» **Provided entries**:
------

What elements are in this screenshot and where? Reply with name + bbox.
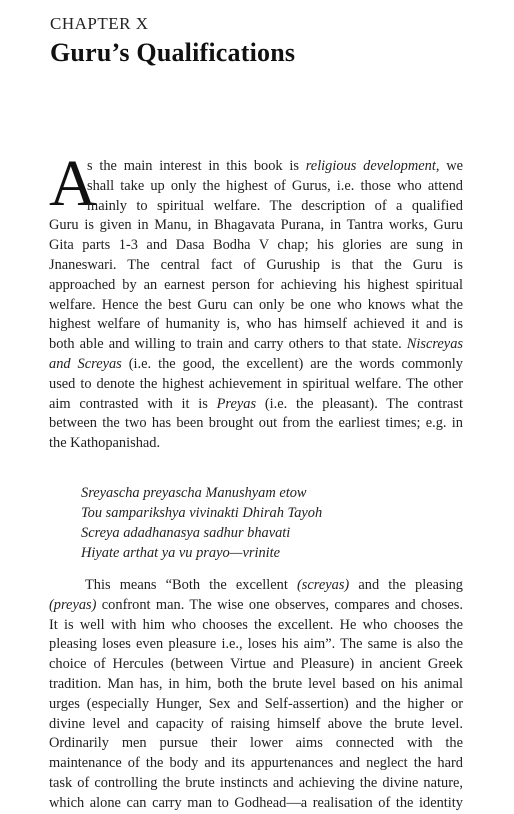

------

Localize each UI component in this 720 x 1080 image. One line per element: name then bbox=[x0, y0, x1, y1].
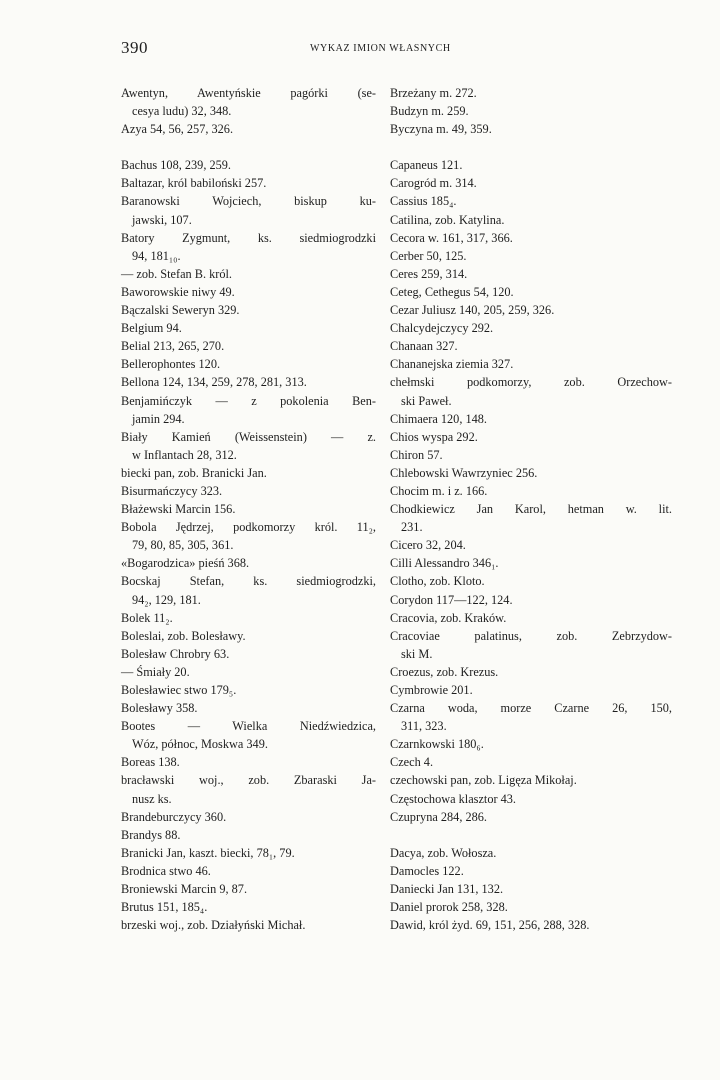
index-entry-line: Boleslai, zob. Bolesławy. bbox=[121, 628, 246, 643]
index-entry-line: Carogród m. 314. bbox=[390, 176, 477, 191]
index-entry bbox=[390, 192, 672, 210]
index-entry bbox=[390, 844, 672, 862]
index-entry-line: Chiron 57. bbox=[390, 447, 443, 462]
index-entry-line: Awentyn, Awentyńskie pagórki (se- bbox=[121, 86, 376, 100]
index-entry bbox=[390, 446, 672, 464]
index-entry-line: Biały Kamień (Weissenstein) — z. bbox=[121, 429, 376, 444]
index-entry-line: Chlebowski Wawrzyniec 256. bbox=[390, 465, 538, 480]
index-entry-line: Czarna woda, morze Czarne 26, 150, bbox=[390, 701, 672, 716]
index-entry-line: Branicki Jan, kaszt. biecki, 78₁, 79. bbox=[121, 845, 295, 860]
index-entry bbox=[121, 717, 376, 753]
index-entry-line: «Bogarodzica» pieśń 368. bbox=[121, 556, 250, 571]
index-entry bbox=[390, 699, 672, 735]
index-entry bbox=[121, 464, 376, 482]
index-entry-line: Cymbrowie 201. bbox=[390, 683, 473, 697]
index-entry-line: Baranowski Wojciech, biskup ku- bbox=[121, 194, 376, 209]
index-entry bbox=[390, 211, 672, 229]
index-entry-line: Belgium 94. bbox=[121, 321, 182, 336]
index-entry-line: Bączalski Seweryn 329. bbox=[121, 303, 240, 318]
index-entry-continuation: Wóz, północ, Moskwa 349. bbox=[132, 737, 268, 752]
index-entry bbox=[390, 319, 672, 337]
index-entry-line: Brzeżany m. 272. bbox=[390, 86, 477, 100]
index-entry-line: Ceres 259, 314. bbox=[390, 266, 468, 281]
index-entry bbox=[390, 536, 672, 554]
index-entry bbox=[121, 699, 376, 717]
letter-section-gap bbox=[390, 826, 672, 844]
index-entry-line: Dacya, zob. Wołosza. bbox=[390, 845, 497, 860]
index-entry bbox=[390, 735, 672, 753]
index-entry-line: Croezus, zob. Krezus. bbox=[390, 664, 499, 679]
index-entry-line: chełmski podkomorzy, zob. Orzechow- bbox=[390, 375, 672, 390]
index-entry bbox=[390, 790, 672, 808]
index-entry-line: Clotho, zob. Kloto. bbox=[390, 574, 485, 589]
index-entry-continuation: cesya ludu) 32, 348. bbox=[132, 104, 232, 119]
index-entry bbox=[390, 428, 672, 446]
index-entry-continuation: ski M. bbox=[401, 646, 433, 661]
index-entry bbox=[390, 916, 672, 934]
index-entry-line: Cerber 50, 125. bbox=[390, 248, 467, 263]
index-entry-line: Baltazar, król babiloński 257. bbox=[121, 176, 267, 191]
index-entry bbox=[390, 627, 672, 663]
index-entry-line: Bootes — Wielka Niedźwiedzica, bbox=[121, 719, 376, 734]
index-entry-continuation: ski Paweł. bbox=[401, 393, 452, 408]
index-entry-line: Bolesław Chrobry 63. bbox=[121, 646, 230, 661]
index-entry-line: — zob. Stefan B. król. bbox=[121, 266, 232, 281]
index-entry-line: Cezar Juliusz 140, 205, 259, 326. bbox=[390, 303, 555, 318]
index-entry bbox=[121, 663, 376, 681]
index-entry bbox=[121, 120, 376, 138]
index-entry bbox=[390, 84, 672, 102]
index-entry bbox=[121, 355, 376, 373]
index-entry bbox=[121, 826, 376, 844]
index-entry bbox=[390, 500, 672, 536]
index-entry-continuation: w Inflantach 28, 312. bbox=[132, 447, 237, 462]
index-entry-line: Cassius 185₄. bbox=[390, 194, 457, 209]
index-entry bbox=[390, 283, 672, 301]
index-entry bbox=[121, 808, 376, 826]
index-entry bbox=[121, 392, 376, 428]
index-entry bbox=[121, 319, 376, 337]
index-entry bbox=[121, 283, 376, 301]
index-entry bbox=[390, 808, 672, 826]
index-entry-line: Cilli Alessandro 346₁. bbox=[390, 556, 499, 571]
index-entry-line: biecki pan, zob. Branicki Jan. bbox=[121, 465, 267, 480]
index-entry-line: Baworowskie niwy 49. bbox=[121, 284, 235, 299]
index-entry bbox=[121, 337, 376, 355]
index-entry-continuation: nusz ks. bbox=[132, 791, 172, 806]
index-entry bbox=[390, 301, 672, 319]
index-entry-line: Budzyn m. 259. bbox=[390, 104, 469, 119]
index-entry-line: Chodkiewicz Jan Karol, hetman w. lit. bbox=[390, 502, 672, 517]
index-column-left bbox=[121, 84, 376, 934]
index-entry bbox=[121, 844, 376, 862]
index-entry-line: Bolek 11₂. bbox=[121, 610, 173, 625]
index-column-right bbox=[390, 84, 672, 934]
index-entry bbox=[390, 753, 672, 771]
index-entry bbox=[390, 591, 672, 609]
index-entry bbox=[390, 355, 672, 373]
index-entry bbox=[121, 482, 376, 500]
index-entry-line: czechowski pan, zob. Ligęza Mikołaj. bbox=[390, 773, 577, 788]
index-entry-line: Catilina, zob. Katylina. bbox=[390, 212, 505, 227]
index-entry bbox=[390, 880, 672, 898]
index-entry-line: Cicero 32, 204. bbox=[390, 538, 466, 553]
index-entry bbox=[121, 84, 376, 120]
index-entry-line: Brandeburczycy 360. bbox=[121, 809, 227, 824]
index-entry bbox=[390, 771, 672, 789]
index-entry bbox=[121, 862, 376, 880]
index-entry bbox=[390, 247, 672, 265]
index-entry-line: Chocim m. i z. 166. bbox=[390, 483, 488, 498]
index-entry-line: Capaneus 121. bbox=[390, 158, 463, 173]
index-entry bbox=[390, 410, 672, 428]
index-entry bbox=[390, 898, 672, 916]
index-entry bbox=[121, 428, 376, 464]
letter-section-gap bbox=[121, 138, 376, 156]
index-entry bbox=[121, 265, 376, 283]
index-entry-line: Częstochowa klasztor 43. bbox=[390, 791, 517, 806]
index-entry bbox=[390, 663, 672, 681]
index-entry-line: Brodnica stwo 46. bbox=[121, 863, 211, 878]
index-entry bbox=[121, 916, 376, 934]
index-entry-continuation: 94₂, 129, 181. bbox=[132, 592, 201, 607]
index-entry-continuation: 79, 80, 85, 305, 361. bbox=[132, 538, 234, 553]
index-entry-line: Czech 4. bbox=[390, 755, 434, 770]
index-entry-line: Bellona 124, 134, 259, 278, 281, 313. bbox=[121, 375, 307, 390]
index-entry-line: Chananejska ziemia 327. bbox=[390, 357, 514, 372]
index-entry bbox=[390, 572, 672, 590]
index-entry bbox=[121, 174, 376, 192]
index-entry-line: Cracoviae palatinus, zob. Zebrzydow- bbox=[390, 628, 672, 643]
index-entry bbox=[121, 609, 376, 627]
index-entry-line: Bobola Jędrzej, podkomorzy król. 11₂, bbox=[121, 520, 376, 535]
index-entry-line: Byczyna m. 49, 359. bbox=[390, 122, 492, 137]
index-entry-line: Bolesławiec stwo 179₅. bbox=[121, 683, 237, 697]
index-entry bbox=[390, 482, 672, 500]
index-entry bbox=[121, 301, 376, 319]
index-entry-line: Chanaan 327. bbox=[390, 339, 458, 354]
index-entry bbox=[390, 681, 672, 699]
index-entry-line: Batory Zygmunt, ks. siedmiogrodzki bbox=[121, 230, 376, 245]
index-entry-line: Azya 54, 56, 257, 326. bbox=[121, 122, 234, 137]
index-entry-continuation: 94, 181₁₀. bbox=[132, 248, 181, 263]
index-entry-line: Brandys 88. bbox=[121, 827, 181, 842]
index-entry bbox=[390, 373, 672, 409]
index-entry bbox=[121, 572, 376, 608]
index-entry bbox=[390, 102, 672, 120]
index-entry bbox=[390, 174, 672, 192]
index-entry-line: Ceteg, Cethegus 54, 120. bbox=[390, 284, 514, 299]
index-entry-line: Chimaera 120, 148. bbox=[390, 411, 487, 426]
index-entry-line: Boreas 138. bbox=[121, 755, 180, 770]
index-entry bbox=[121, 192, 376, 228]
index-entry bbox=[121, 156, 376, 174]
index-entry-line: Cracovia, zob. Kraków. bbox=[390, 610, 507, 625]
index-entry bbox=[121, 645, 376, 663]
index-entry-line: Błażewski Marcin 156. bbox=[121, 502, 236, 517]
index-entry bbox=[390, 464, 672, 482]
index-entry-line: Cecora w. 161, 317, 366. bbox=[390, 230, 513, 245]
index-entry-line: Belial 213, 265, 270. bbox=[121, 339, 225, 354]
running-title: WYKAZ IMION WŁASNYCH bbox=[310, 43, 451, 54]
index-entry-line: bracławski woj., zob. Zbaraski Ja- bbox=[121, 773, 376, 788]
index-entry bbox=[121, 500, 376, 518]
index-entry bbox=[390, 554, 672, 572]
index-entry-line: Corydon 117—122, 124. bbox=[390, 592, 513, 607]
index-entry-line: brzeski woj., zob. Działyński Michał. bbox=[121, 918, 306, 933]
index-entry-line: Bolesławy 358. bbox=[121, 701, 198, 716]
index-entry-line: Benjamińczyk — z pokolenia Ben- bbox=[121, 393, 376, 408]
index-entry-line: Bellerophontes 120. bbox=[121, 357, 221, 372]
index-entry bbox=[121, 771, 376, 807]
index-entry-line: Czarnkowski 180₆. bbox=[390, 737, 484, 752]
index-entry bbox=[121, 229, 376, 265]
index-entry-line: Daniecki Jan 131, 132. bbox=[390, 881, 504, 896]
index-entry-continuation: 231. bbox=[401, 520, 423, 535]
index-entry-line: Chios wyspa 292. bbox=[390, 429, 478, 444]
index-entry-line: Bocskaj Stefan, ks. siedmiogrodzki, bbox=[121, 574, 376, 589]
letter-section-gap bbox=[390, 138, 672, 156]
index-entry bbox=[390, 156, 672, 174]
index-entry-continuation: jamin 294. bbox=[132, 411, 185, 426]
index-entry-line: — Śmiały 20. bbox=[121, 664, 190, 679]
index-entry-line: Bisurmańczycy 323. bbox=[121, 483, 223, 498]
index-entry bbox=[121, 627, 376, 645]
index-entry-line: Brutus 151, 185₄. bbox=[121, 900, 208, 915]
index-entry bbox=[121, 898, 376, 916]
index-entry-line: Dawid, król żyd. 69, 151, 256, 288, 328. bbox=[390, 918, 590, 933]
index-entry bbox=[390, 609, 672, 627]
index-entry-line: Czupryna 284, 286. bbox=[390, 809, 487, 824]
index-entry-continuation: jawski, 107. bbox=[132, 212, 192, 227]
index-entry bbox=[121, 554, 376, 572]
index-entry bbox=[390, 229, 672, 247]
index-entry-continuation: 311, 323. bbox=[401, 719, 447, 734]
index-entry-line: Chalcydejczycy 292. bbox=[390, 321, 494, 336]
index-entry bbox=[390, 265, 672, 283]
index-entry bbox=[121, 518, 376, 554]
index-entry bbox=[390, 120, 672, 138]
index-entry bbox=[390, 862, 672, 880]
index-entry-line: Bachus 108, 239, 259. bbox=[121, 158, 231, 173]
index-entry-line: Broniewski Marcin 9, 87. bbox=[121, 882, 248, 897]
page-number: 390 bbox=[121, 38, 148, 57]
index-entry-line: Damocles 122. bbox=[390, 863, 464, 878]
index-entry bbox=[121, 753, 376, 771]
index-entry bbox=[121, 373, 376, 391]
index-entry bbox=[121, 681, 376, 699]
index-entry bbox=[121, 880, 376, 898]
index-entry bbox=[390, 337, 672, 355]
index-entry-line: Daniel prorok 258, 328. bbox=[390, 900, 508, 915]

------

Rewrite the stretch of the entries above from the line containing "Localize each UI" through the line containing "index-entry-line: Carogród m.", changing "index-entry-line" to "index-line" and keeping everything else the same. Leave the pictures out of your answer.

» **Worked solution**:
Localize each UI component in this 720 x 1080 image. One line per element: name then bbox=[x0, y0, x1, y1].
index-line: Boleslai, zob. Bolesławy. bbox=[121, 628, 246, 643]
index-line: Carogród m. 314. bbox=[390, 176, 477, 191]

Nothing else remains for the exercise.